- _DESCRIPTION OF THE TASK_
Output the entries below exactly as written, omitting pictures.

- _Data records_
——
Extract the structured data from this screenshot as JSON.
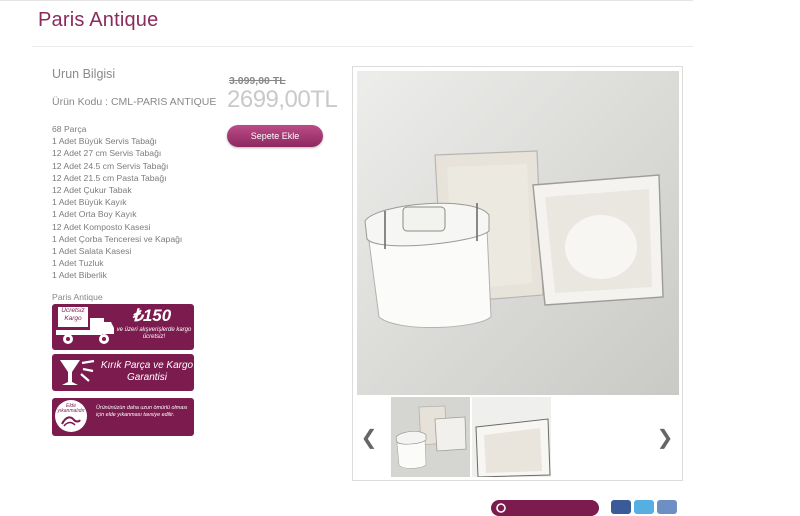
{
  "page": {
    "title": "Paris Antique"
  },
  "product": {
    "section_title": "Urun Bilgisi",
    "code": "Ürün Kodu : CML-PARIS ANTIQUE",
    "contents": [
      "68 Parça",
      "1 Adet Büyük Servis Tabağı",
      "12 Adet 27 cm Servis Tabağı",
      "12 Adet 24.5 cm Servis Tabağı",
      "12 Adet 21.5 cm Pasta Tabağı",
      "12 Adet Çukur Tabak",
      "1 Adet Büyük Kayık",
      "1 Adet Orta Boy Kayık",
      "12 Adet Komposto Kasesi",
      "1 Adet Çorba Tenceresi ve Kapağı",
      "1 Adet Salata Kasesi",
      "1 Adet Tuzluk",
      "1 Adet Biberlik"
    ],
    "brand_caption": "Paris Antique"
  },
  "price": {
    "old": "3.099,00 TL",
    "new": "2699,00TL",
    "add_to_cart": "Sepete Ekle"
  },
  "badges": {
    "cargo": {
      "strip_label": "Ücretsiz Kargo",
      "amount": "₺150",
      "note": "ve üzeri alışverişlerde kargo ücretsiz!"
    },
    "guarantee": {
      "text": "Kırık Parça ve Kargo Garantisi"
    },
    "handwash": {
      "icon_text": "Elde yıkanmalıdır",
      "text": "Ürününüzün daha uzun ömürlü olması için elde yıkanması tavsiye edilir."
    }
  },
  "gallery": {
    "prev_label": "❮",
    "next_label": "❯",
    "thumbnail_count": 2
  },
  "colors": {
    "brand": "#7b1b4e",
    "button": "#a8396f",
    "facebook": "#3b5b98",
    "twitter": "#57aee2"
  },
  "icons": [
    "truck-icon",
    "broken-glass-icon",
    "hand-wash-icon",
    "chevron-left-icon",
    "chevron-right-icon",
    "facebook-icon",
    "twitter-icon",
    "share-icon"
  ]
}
——
- _OUTPUT_
Extract the structured data from this screenshot as JSON.
{
  "page": {
    "title": "Paris Antique"
  },
  "product": {
    "section_title": "Urun Bilgisi",
    "code": "Ürün Kodu : CML-PARIS ANTIQUE",
    "contents": [
      "68 Parça",
      "1 Adet Büyük Servis Tabağı",
      "12 Adet 27 cm Servis Tabağı",
      "12 Adet 24.5 cm Servis Tabağı",
      "12 Adet 21.5 cm Pasta Tabağı",
      "12 Adet Çukur Tabak",
      "1 Adet Büyük Kayık",
      "1 Adet Orta Boy Kayık",
      "12 Adet Komposto Kasesi",
      "1 Adet Çorba Tenceresi ve Kapağı",
      "1 Adet Salata Kasesi",
      "1 Adet Tuzluk",
      "1 Adet Biberlik"
    ],
    "brand_caption": "Paris Antique"
  },
  "price": {
    "old": "3.099,00 TL",
    "new": "2699,00TL",
    "add_to_cart": "Sepete Ekle"
  },
  "badges": {
    "cargo": {
      "strip_label": "Ücretsiz Kargo",
      "amount": "₺150",
      "note": "ve üzeri alışverişlerde kargo ücretsiz!"
    },
    "guarantee": {
      "text": "Kırık Parça ve Kargo Garantisi"
    },
    "handwash": {
      "icon_text": "Elde yıkanmalıdır",
      "text": "Ürününüzün daha uzun ömürlü olması için elde yıkanması tavsiye edilir."
    }
  },
  "gallery": {
    "prev_label": "❮",
    "next_label": "❯",
    "thumbnail_count": 2
  },
  "colors": {
    "brand": "#7b1b4e",
    "button": "#a8396f",
    "facebook": "#3b5b98",
    "twitter": "#57aee2"
  },
  "icons": [
    "truck-icon",
    "broken-glass-icon",
    "hand-wash-icon",
    "chevron-left-icon",
    "chevron-right-icon",
    "facebook-icon",
    "twitter-icon",
    "share-icon"
  ]
}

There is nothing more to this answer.